#### WHAT IS REQUIRED:
Repeat the listing word for word. No pictures belong in the copy.

▬▬▬

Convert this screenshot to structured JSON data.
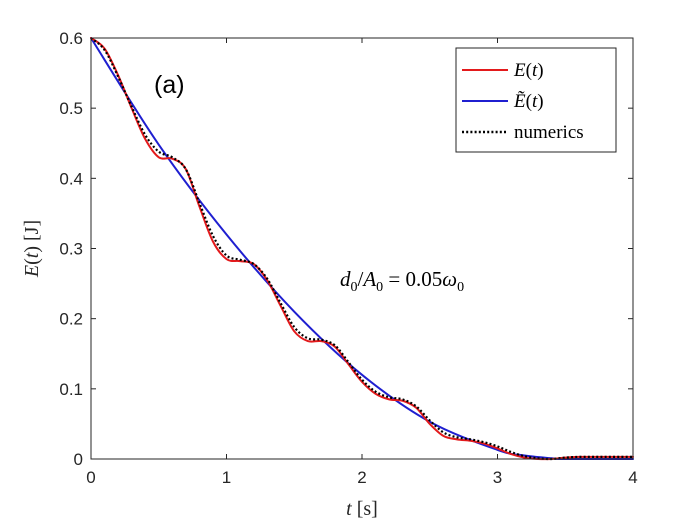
{
  "chart_data": {
    "type": "line",
    "panel_label": "(a)",
    "annotation": "d0/A0 = 0.05ω0",
    "xlabel": "t [s]",
    "ylabel": "E(t) [J]",
    "xlim": [
      0,
      4
    ],
    "ylim": [
      0,
      0.6
    ],
    "xticks": [
      0,
      1,
      2,
      3,
      4
    ],
    "yticks": [
      0,
      0.1,
      0.2,
      0.3,
      0.4,
      0.5,
      0.6
    ],
    "grid": false,
    "legend_position": "top-right",
    "series": [
      {
        "name": "E(t)",
        "color": "#e31a1c",
        "style": "solid",
        "x": [
          0,
          0.1,
          0.2,
          0.3,
          0.4,
          0.5,
          0.6,
          0.7,
          0.8,
          0.9,
          1.0,
          1.1,
          1.2,
          1.3,
          1.4,
          1.5,
          1.6,
          1.7,
          1.8,
          1.9,
          2.0,
          2.1,
          2.2,
          2.3,
          2.4,
          2.5,
          2.6,
          2.7,
          2.8,
          2.9,
          3.0,
          3.1,
          3.2,
          3.3,
          3.4,
          3.5,
          3.6,
          3.7,
          3.8,
          3.9,
          4.0
        ],
        "y": [
          0.6,
          0.585,
          0.547,
          0.5,
          0.456,
          0.43,
          0.428,
          0.413,
          0.36,
          0.31,
          0.285,
          0.282,
          0.278,
          0.255,
          0.218,
          0.182,
          0.168,
          0.168,
          0.16,
          0.135,
          0.11,
          0.093,
          0.085,
          0.083,
          0.073,
          0.05,
          0.033,
          0.028,
          0.026,
          0.022,
          0.015,
          0.007,
          0.002,
          0.0,
          0.0,
          0.002,
          0.003,
          0.003,
          0.003,
          0.003,
          0.003
        ]
      },
      {
        "name": "Ẽ(t)",
        "color": "#1f1fd0",
        "style": "solid",
        "x": [
          0,
          0.5,
          1.0,
          1.5,
          2.0,
          2.5,
          3.0,
          3.2,
          3.4,
          3.45,
          3.6,
          4.0
        ],
        "y": [
          0.6,
          0.448,
          0.32,
          0.21,
          0.12,
          0.053,
          0.013,
          0.005,
          0.001,
          0.0,
          0.0,
          0.0
        ]
      },
      {
        "name": "numerics",
        "color": "#000000",
        "style": "dotted",
        "x": [
          0,
          0.1,
          0.2,
          0.3,
          0.4,
          0.5,
          0.6,
          0.7,
          0.8,
          0.9,
          1.0,
          1.1,
          1.2,
          1.3,
          1.4,
          1.5,
          1.6,
          1.7,
          1.8,
          1.9,
          2.0,
          2.1,
          2.2,
          2.3,
          2.4,
          2.5,
          2.6,
          2.7,
          2.8,
          2.9,
          3.0,
          3.1,
          3.2,
          3.3,
          3.4,
          3.5,
          3.6,
          3.7,
          3.8,
          3.9,
          4.0
        ],
        "y": [
          0.6,
          0.583,
          0.545,
          0.502,
          0.462,
          0.438,
          0.43,
          0.413,
          0.365,
          0.318,
          0.29,
          0.284,
          0.278,
          0.257,
          0.222,
          0.188,
          0.172,
          0.17,
          0.162,
          0.138,
          0.113,
          0.096,
          0.088,
          0.085,
          0.075,
          0.055,
          0.038,
          0.031,
          0.028,
          0.024,
          0.018,
          0.01,
          0.004,
          0.001,
          0.0,
          0.002,
          0.003,
          0.003,
          0.003,
          0.003,
          0.003
        ]
      }
    ]
  }
}
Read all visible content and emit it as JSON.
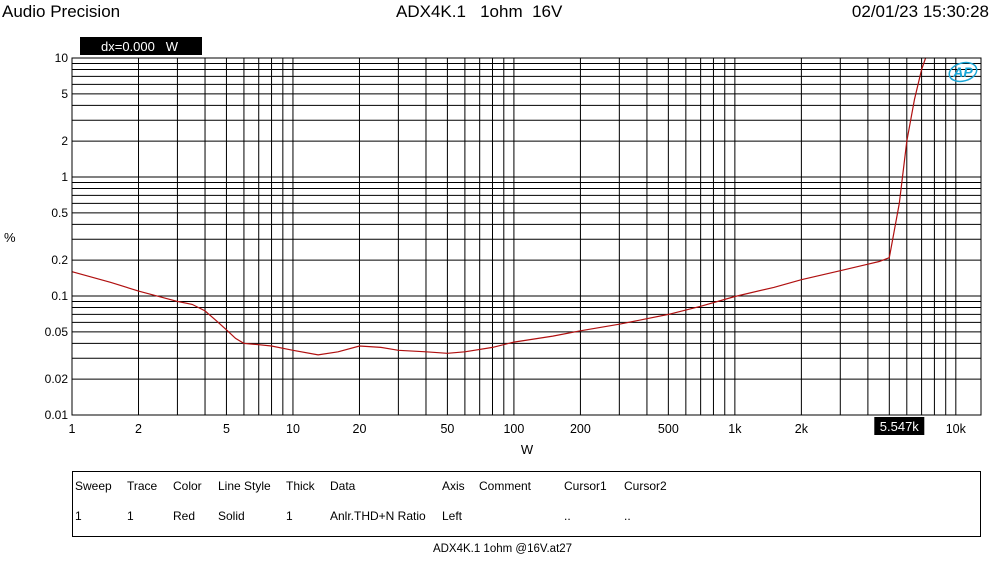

▬▬▬

#### ANSWER TO THE EXERCISE:
Convert this screenshot to structured JSON data.
{
  "chart_data": {
    "type": "line",
    "panel_label": "(a)",
    "annotation": "d0/A0 = 0.05ω0",
    "xlabel": "t [s]",
    "ylabel": "E(t) [J]",
    "xlim": [
      0,
      4
    ],
    "ylim": [
      0,
      0.6
    ],
    "xticks": [
      0,
      1,
      2,
      3,
      4
    ],
    "yticks": [
      0,
      0.1,
      0.2,
      0.3,
      0.4,
      0.5,
      0.6
    ],
    "grid": false,
    "legend_position": "top-right",
    "series": [
      {
        "name": "E(t)",
        "color": "#e31a1c",
        "style": "solid",
        "x": [
          0,
          0.1,
          0.2,
          0.3,
          0.4,
          0.5,
          0.6,
          0.7,
          0.8,
          0.9,
          1.0,
          1.1,
          1.2,
          1.3,
          1.4,
          1.5,
          1.6,
          1.7,
          1.8,
          1.9,
          2.0,
          2.1,
          2.2,
          2.3,
          2.4,
          2.5,
          2.6,
          2.7,
          2.8,
          2.9,
          3.0,
          3.1,
          3.2,
          3.3,
          3.4,
          3.5,
          3.6,
          3.7,
          3.8,
          3.9,
          4.0
        ],
        "y": [
          0.6,
          0.585,
          0.547,
          0.5,
          0.456,
          0.43,
          0.428,
          0.413,
          0.36,
          0.31,
          0.285,
          0.282,
          0.278,
          0.255,
          0.218,
          0.182,
          0.168,
          0.168,
          0.16,
          0.135,
          0.11,
          0.093,
          0.085,
          0.083,
          0.073,
          0.05,
          0.033,
          0.028,
          0.026,
          0.022,
          0.015,
          0.007,
          0.002,
          0.0,
          0.0,
          0.002,
          0.003,
          0.003,
          0.003,
          0.003,
          0.003
        ]
      },
      {
        "name": "Ẽ(t)",
        "color": "#1f1fd0",
        "style": "solid",
        "x": [
          0,
          0.5,
          1.0,
          1.5,
          2.0,
          2.5,
          3.0,
          3.2,
          3.4,
          3.45,
          3.6,
          4.0
        ],
        "y": [
          0.6,
          0.448,
          0.32,
          0.21,
          0.12,
          0.053,
          0.013,
          0.005,
          0.001,
          0.0,
          0.0,
          0.0
        ]
      },
      {
        "name": "numerics",
        "color": "#000000",
        "style": "dotted",
        "x": [
          0,
          0.1,
          0.2,
          0.3,
          0.4,
          0.5,
          0.6,
          0.7,
          0.8,
          0.9,
          1.0,
          1.1,
          1.2,
          1.3,
          1.4,
          1.5,
          1.6,
          1.7,
          1.8,
          1.9,
          2.0,
          2.1,
          2.2,
          2.3,
          2.4,
          2.5,
          2.6,
          2.7,
          2.8,
          2.9,
          3.0,
          3.1,
          3.2,
          3.3,
          3.4,
          3.5,
          3.6,
          3.7,
          3.8,
          3.9,
          4.0
        ],
        "y": [
          0.6,
          0.583,
          0.545,
          0.502,
          0.462,
          0.438,
          0.43,
          0.413,
          0.365,
          0.318,
          0.29,
          0.284,
          0.278,
          0.257,
          0.222,
          0.188,
          0.172,
          0.17,
          0.162,
          0.138,
          0.113,
          0.096,
          0.088,
          0.085,
          0.075,
          0.055,
          0.038,
          0.031,
          0.028,
          0.024,
          0.018,
          0.01,
          0.004,
          0.001,
          0.0,
          0.002,
          0.003,
          0.003,
          0.003,
          0.003,
          0.003
        ]
      }
    ]
  }
}
Read all visible content and emit it as JSON.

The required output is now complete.